··· THE INPUT

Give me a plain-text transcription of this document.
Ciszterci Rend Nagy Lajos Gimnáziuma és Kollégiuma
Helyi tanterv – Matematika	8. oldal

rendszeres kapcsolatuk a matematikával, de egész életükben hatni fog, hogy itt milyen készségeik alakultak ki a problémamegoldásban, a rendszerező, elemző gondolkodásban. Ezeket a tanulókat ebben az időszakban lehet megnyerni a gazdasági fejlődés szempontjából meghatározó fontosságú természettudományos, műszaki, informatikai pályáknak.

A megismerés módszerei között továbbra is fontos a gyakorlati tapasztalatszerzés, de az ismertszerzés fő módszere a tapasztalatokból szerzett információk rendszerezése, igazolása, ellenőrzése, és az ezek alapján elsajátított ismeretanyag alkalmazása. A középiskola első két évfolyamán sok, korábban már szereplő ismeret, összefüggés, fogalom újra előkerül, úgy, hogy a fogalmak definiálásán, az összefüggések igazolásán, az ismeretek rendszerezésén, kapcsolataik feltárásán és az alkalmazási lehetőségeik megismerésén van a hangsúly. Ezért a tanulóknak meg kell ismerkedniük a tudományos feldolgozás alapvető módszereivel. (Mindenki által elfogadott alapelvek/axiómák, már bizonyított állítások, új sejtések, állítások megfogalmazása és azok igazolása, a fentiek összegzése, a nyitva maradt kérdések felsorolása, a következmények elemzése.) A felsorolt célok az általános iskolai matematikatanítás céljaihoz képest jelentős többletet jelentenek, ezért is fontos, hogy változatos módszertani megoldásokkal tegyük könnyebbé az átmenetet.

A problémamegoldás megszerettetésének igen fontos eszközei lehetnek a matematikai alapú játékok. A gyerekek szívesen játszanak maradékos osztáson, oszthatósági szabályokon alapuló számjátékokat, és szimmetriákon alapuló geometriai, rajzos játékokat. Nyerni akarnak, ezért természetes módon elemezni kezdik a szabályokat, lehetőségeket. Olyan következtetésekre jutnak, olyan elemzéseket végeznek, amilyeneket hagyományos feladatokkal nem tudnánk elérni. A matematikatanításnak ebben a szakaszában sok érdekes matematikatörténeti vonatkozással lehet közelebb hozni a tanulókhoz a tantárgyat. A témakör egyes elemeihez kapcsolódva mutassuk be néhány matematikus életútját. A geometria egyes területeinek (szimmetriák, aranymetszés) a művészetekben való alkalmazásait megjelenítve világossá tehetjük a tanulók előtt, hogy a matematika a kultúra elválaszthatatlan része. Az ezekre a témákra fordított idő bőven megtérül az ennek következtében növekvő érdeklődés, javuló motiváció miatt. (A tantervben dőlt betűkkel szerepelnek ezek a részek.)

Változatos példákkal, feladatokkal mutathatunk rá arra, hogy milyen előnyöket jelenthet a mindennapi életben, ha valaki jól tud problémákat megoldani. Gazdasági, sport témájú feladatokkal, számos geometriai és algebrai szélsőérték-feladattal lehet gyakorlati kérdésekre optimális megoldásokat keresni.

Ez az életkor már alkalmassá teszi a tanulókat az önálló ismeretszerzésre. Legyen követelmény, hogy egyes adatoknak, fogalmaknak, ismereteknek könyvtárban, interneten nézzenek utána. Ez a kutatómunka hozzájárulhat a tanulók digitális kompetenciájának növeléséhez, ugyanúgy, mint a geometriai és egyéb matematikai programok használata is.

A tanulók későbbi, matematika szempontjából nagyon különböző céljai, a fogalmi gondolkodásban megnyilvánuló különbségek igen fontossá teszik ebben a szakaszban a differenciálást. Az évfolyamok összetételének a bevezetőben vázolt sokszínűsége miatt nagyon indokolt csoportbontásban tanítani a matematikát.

······

▶ WHAT YOU WILL DO
Repeat the data precisely, line by line.

▶ REPLY TO THE TASK
Give me a plain-text transcription of this document.
Ciszterci Rend Nagy Lajos Gimnáziuma és Kollégiuma
Helyi tanterv – Matematika	8. oldal

rendszeres kapcsolatuk a matematikával, de egész életükben hatni fog, hogy itt milyen készségeik alakultak ki a problémamegoldásban, a rendszerező, elemző gondolkodásban. Ezeket a tanulókat ebben az időszakban lehet megnyerni a gazdasági fejlődés szempontjából meghatározó fontosságú természettudományos, műszaki, informatikai pályáknak.

A megismerés módszerei között továbbra is fontos a gyakorlati tapasztalatszerzés, de az ismertszerzés fő módszere a tapasztalatokból szerzett információk rendszerezése, igazolása, ellenőrzése, és az ezek alapján elsajátított ismeretanyag alkalmazása. A középiskola első két évfolyamán sok, korábban már szereplő ismeret, összefüggés, fogalom újra előkerül, úgy, hogy a fogalmak definiálásán, az összefüggések igazolásán, az ismeretek rendszerezésén, kapcsolataik feltárásán és az alkalmazási lehetőségeik megismerésén van a hangsúly. Ezért a tanulóknak meg kell ismerkedniük a tudományos feldolgozás alapvető módszereivel. (Mindenki által elfogadott alapelvek/axiómák, már bizonyított állítások, új sejtések, állítások megfogalmazása és azok igazolása, a fentiek összegzése, a nyitva maradt kérdések felsorolása, a következmények elemzése.) A felsorolt célok az általános iskolai matematikatanítás céljaihoz képest jelentős többletet jelentenek, ezért is fontos, hogy változatos módszertani megoldásokkal tegyük könnyebbé az átmenetet.

A problémamegoldás megszerettetésének igen fontos eszközei lehetnek a matematikai alapú játékok. A gyerekek szívesen játszanak maradékos osztáson, oszthatósági szabályokon alapuló számjátékokat, és szimmetriákon alapuló geometriai, rajzos játékokat. Nyerni akarnak, ezért természetes módon elemezni kezdik a szabályokat, lehetőségeket. Olyan következtetésekre jutnak, olyan elemzéseket végeznek, amilyeneket hagyományos feladatokkal nem tudnánk elérni. A matematikatanításnak ebben a szakaszában sok érdekes matematikatörténeti vonatkozással lehet közelebb hozni a tanulókhoz a tantárgyat. A témakör egyes elemeihez kapcsolódva mutassuk be néhány matematikus életútját. A geometria egyes területeinek (szimmetriák, aranymetszés) a művészetekben való alkalmazásait megjelenítve világossá tehetjük a tanulók előtt, hogy a matematika a kultúra elválaszthatatlan része. Az ezekre a témákra fordított idő bőven megtérül az ennek következtében növekvő érdeklődés, javuló motiváció miatt. (A tantervben dőlt betűkkel szerepelnek ezek a részek.)

Változatos példákkal, feladatokkal mutathatunk rá arra, hogy milyen előnyöket jelenthet a mindennapi életben, ha valaki jól tud problémákat megoldani. Gazdasági, sport témájú feladatokkal, számos geometriai és algebrai szélsőérték-feladattal lehet gyakorlati kérdésekre optimális megoldásokat keresni.

Ez az életkor már alkalmassá teszi a tanulókat az önálló ismeretszerzésre. Legyen követelmény, hogy egyes adatoknak, fogalmaknak, ismereteknek könyvtárban, interneten nézzenek utána. Ez a kutatómunka hozzájárulhat a tanulók digitális kompetenciájának növeléséhez, ugyanúgy, mint a geometriai és egyéb matematikai programok használata is.

A tanulók későbbi, matematika szempontjából nagyon különböző céljai, a fogalmi gondolkodásban megnyilvánuló különbségek igen fontossá teszik ebben a szakaszban a differenciálást. Az évfolyamok összetételének a bevezetőben vázolt sokszínűsége miatt nagyon indokolt csoportbontásban tanítani a matematikát.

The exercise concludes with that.